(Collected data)
+ + + + + + +
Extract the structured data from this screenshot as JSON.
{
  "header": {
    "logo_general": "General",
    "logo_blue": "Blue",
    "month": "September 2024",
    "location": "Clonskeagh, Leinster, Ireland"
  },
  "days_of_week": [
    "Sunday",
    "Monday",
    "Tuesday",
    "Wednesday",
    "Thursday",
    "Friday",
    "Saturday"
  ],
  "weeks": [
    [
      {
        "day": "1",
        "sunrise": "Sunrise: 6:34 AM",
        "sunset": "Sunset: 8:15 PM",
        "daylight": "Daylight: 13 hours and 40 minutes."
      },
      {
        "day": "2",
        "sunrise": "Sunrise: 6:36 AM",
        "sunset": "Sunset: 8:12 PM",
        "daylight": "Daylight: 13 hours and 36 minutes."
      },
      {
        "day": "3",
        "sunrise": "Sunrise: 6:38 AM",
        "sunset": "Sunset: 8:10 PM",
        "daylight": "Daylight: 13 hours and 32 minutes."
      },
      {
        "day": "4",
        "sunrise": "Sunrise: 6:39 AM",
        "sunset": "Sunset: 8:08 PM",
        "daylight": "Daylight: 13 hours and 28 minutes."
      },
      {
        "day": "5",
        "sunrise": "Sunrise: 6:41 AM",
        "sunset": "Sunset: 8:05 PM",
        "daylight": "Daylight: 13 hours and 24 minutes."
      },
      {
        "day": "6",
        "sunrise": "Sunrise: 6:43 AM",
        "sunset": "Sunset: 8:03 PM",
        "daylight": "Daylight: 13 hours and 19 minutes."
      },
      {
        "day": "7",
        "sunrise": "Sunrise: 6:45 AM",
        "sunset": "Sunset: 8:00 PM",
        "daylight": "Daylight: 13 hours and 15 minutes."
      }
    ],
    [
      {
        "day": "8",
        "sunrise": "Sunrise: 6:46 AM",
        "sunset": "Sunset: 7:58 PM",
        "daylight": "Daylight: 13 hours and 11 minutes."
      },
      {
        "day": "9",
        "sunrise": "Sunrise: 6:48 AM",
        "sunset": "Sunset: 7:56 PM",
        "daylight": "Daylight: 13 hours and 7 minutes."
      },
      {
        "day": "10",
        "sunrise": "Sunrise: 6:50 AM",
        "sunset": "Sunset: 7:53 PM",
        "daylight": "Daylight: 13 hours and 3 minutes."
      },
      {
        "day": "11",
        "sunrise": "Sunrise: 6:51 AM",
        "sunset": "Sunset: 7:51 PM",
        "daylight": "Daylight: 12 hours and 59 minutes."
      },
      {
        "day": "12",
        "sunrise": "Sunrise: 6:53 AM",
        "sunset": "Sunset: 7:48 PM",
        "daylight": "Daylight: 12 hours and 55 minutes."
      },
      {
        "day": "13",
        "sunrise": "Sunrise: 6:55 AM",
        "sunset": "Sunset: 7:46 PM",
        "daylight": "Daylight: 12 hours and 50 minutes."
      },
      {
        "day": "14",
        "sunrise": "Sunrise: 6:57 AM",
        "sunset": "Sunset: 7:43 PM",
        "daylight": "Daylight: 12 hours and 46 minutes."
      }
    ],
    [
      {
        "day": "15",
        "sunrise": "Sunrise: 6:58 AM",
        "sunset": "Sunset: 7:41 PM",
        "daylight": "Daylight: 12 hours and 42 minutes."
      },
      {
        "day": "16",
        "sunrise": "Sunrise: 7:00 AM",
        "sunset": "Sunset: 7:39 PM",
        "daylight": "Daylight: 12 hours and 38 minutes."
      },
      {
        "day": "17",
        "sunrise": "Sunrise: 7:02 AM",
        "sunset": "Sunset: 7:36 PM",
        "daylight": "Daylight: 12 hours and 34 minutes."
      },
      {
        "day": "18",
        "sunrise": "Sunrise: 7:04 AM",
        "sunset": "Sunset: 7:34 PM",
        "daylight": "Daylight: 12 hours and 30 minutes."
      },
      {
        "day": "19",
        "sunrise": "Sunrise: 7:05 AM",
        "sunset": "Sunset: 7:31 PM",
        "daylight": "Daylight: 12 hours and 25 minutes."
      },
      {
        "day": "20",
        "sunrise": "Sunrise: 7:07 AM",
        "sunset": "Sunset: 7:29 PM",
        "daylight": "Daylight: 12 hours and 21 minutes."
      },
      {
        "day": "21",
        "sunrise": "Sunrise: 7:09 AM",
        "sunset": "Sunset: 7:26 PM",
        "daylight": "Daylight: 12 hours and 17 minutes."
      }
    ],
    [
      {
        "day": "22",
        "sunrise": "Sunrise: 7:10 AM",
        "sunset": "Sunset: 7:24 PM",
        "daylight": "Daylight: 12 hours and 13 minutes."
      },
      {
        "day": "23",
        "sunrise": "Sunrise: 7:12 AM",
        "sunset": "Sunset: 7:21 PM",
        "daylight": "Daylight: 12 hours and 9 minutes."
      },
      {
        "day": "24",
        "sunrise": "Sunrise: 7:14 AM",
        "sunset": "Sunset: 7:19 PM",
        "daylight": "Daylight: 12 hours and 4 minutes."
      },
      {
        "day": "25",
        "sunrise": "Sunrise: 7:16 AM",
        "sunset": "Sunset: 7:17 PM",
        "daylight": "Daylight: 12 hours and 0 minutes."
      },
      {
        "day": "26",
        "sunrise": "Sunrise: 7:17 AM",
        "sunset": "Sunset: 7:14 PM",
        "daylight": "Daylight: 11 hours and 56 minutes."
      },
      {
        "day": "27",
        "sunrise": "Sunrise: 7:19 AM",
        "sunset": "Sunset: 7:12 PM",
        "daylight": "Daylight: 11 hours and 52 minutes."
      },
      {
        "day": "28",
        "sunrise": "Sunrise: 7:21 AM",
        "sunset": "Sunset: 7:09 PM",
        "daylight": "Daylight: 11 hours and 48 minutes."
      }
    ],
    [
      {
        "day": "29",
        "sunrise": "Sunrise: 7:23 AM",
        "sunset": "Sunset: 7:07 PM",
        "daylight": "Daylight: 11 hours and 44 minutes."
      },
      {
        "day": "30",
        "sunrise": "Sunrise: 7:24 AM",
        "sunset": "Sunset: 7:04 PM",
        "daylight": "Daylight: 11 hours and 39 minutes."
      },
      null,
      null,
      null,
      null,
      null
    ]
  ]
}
+ + + + + + +
Problem statement:
Make an exact copy of every line in the data.

Result of this exercise:
Extract the structured data from this screenshot as JSON.
{
  "header": {
    "logo_general": "General",
    "logo_blue": "Blue",
    "month": "September 2024",
    "location": "Clonskeagh, Leinster, Ireland"
  },
  "days_of_week": [
    "Sunday",
    "Monday",
    "Tuesday",
    "Wednesday",
    "Thursday",
    "Friday",
    "Saturday"
  ],
  "weeks": [
    [
      {
        "day": "1",
        "sunrise": "Sunrise: 6:34 AM",
        "sunset": "Sunset: 8:15 PM",
        "daylight": "Daylight: 13 hours and 40 minutes."
      },
      {
        "day": "2",
        "sunrise": "Sunrise: 6:36 AM",
        "sunset": "Sunset: 8:12 PM",
        "daylight": "Daylight: 13 hours and 36 minutes."
      },
      {
        "day": "3",
        "sunrise": "Sunrise: 6:38 AM",
        "sunset": "Sunset: 8:10 PM",
        "daylight": "Daylight: 13 hours and 32 minutes."
      },
      {
        "day": "4",
        "sunrise": "Sunrise: 6:39 AM",
        "sunset": "Sunset: 8:08 PM",
        "daylight": "Daylight: 13 hours and 28 minutes."
      },
      {
        "day": "5",
        "sunrise": "Sunrise: 6:41 AM",
        "sunset": "Sunset: 8:05 PM",
        "daylight": "Daylight: 13 hours and 24 minutes."
      },
      {
        "day": "6",
        "sunrise": "Sunrise: 6:43 AM",
        "sunset": "Sunset: 8:03 PM",
        "daylight": "Daylight: 13 hours and 19 minutes."
      },
      {
        "day": "7",
        "sunrise": "Sunrise: 6:45 AM",
        "sunset": "Sunset: 8:00 PM",
        "daylight": "Daylight: 13 hours and 15 minutes."
      }
    ],
    [
      {
        "day": "8",
        "sunrise": "Sunrise: 6:46 AM",
        "sunset": "Sunset: 7:58 PM",
        "daylight": "Daylight: 13 hours and 11 minutes."
      },
      {
        "day": "9",
        "sunrise": "Sunrise: 6:48 AM",
        "sunset": "Sunset: 7:56 PM",
        "daylight": "Daylight: 13 hours and 7 minutes."
      },
      {
        "day": "10",
        "sunrise": "Sunrise: 6:50 AM",
        "sunset": "Sunset: 7:53 PM",
        "daylight": "Daylight: 13 hours and 3 minutes."
      },
      {
        "day": "11",
        "sunrise": "Sunrise: 6:51 AM",
        "sunset": "Sunset: 7:51 PM",
        "daylight": "Daylight: 12 hours and 59 minutes."
      },
      {
        "day": "12",
        "sunrise": "Sunrise: 6:53 AM",
        "sunset": "Sunset: 7:48 PM",
        "daylight": "Daylight: 12 hours and 55 minutes."
      },
      {
        "day": "13",
        "sunrise": "Sunrise: 6:55 AM",
        "sunset": "Sunset: 7:46 PM",
        "daylight": "Daylight: 12 hours and 50 minutes."
      },
      {
        "day": "14",
        "sunrise": "Sunrise: 6:57 AM",
        "sunset": "Sunset: 7:43 PM",
        "daylight": "Daylight: 12 hours and 46 minutes."
      }
    ],
    [
      {
        "day": "15",
        "sunrise": "Sunrise: 6:58 AM",
        "sunset": "Sunset: 7:41 PM",
        "daylight": "Daylight: 12 hours and 42 minutes."
      },
      {
        "day": "16",
        "sunrise": "Sunrise: 7:00 AM",
        "sunset": "Sunset: 7:39 PM",
        "daylight": "Daylight: 12 hours and 38 minutes."
      },
      {
        "day": "17",
        "sunrise": "Sunrise: 7:02 AM",
        "sunset": "Sunset: 7:36 PM",
        "daylight": "Daylight: 12 hours and 34 minutes."
      },
      {
        "day": "18",
        "sunrise": "Sunrise: 7:04 AM",
        "sunset": "Sunset: 7:34 PM",
        "daylight": "Daylight: 12 hours and 30 minutes."
      },
      {
        "day": "19",
        "sunrise": "Sunrise: 7:05 AM",
        "sunset": "Sunset: 7:31 PM",
        "daylight": "Daylight: 12 hours and 25 minutes."
      },
      {
        "day": "20",
        "sunrise": "Sunrise: 7:07 AM",
        "sunset": "Sunset: 7:29 PM",
        "daylight": "Daylight: 12 hours and 21 minutes."
      },
      {
        "day": "21",
        "sunrise": "Sunrise: 7:09 AM",
        "sunset": "Sunset: 7:26 PM",
        "daylight": "Daylight: 12 hours and 17 minutes."
      }
    ],
    [
      {
        "day": "22",
        "sunrise": "Sunrise: 7:10 AM",
        "sunset": "Sunset: 7:24 PM",
        "daylight": "Daylight: 12 hours and 13 minutes."
      },
      {
        "day": "23",
        "sunrise": "Sunrise: 7:12 AM",
        "sunset": "Sunset: 7:21 PM",
        "daylight": "Daylight: 12 hours and 9 minutes."
      },
      {
        "day": "24",
        "sunrise": "Sunrise: 7:14 AM",
        "sunset": "Sunset: 7:19 PM",
        "daylight": "Daylight: 12 hours and 4 minutes."
      },
      {
        "day": "25",
        "sunrise": "Sunrise: 7:16 AM",
        "sunset": "Sunset: 7:17 PM",
        "daylight": "Daylight: 12 hours and 0 minutes."
      },
      {
        "day": "26",
        "sunrise": "Sunrise: 7:17 AM",
        "sunset": "Sunset: 7:14 PM",
        "daylight": "Daylight: 11 hours and 56 minutes."
      },
      {
        "day": "27",
        "sunrise": "Sunrise: 7:19 AM",
        "sunset": "Sunset: 7:12 PM",
        "daylight": "Daylight: 11 hours and 52 minutes."
      },
      {
        "day": "28",
        "sunrise": "Sunrise: 7:21 AM",
        "sunset": "Sunset: 7:09 PM",
        "daylight": "Daylight: 11 hours and 48 minutes."
      }
    ],
    [
      {
        "day": "29",
        "sunrise": "Sunrise: 7:23 AM",
        "sunset": "Sunset: 7:07 PM",
        "daylight": "Daylight: 11 hours and 44 minutes."
      },
      {
        "day": "30",
        "sunrise": "Sunrise: 7:24 AM",
        "sunset": "Sunset: 7:04 PM",
        "daylight": "Daylight: 11 hours and 39 minutes."
      },
      null,
      null,
      null,
      null,
      null
    ]
  ]
}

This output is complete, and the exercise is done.